▶ _Records to process_
※ ※ ※

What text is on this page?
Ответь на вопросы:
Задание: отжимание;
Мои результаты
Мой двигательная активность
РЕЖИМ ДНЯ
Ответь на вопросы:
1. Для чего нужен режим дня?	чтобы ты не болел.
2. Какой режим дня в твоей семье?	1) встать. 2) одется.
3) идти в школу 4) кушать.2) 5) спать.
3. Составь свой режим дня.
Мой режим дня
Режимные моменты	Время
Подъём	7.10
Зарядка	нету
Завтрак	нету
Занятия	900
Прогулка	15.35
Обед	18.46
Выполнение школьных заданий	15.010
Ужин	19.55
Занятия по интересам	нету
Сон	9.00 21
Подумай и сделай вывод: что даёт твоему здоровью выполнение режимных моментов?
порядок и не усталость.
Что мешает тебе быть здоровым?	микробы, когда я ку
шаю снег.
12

※ ※ ※

▶ _Short exercise_
Pick out the lines containing the string "нету" and show them.

▶ _Task output_
Зарядка	нету
Завтрак	нету
Занятия по интересам	нету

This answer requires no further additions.